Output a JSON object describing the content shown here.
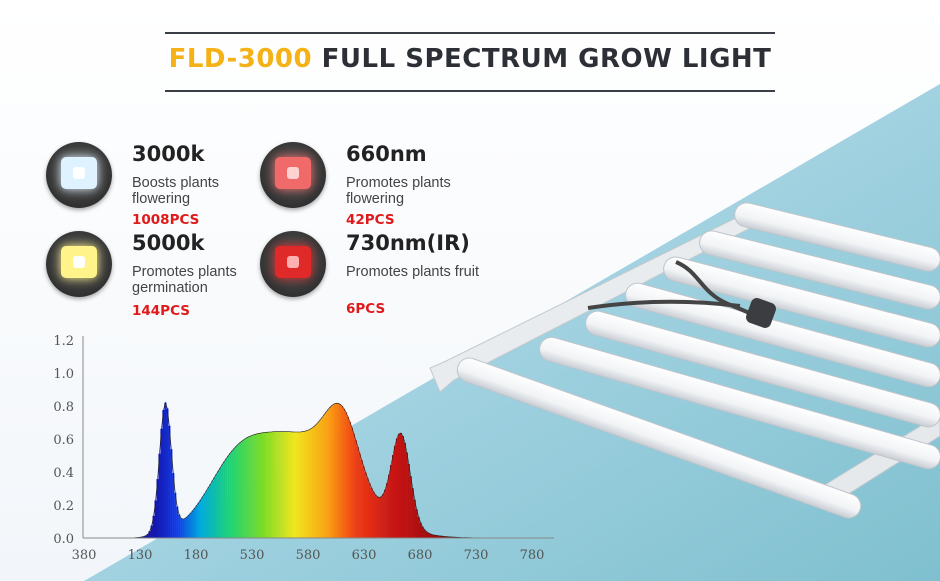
{
  "title": {
    "model": "FLD-3000",
    "rest": "FULL SPECTRUM GROW LIGHT"
  },
  "specs": [
    {
      "name": "3000k",
      "desc": "Boosts plants flowering",
      "pcs": "1008PCS",
      "chip": "#dff2ff",
      "dot": "#ffffff"
    },
    {
      "name": "660nm",
      "desc": "Promotes plants flowering",
      "pcs": "42PCS",
      "chip": "#f06a6a",
      "dot": "#ffd2d2"
    },
    {
      "name": "5000k",
      "desc": "Promotes plants germination",
      "pcs": "144PCS",
      "chip": "#fff38a",
      "dot": "#ffffff"
    },
    {
      "name": "730nm(IR)",
      "desc": "Promotes plants fruit",
      "pcs": "6PCS",
      "chip": "#e02a2a",
      "dot": "#ffb0b0"
    }
  ],
  "spectrum": {
    "y_ticks": [
      "1.2",
      "1.0",
      "0.8",
      "0.6",
      "0.4",
      "0.2",
      "0.0"
    ],
    "x_ticks": [
      "380",
      "130",
      "180",
      "530",
      "580",
      "630",
      "680",
      "730",
      "780"
    ]
  },
  "colors": {
    "accent": "#f4b217",
    "pcs_red": "#e01a1a",
    "title_dark": "#2c2f36"
  }
}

● What is expected
Extract every line of the data exactly; pictures stay out.

● Output
Output a JSON object describing the content shown here.
{
  "title": {
    "model": "FLD-3000",
    "rest": "FULL SPECTRUM GROW LIGHT"
  },
  "specs": [
    {
      "name": "3000k",
      "desc": "Boosts plants flowering",
      "pcs": "1008PCS",
      "chip": "#dff2ff",
      "dot": "#ffffff"
    },
    {
      "name": "660nm",
      "desc": "Promotes plants flowering",
      "pcs": "42PCS",
      "chip": "#f06a6a",
      "dot": "#ffd2d2"
    },
    {
      "name": "5000k",
      "desc": "Promotes plants germination",
      "pcs": "144PCS",
      "chip": "#fff38a",
      "dot": "#ffffff"
    },
    {
      "name": "730nm(IR)",
      "desc": "Promotes plants fruit",
      "pcs": "6PCS",
      "chip": "#e02a2a",
      "dot": "#ffb0b0"
    }
  ],
  "spectrum": {
    "y_ticks": [
      "1.2",
      "1.0",
      "0.8",
      "0.6",
      "0.4",
      "0.2",
      "0.0"
    ],
    "x_ticks": [
      "380",
      "130",
      "180",
      "530",
      "580",
      "630",
      "680",
      "730",
      "780"
    ]
  },
  "colors": {
    "accent": "#f4b217",
    "pcs_red": "#e01a1a",
    "title_dark": "#2c2f36"
  }
}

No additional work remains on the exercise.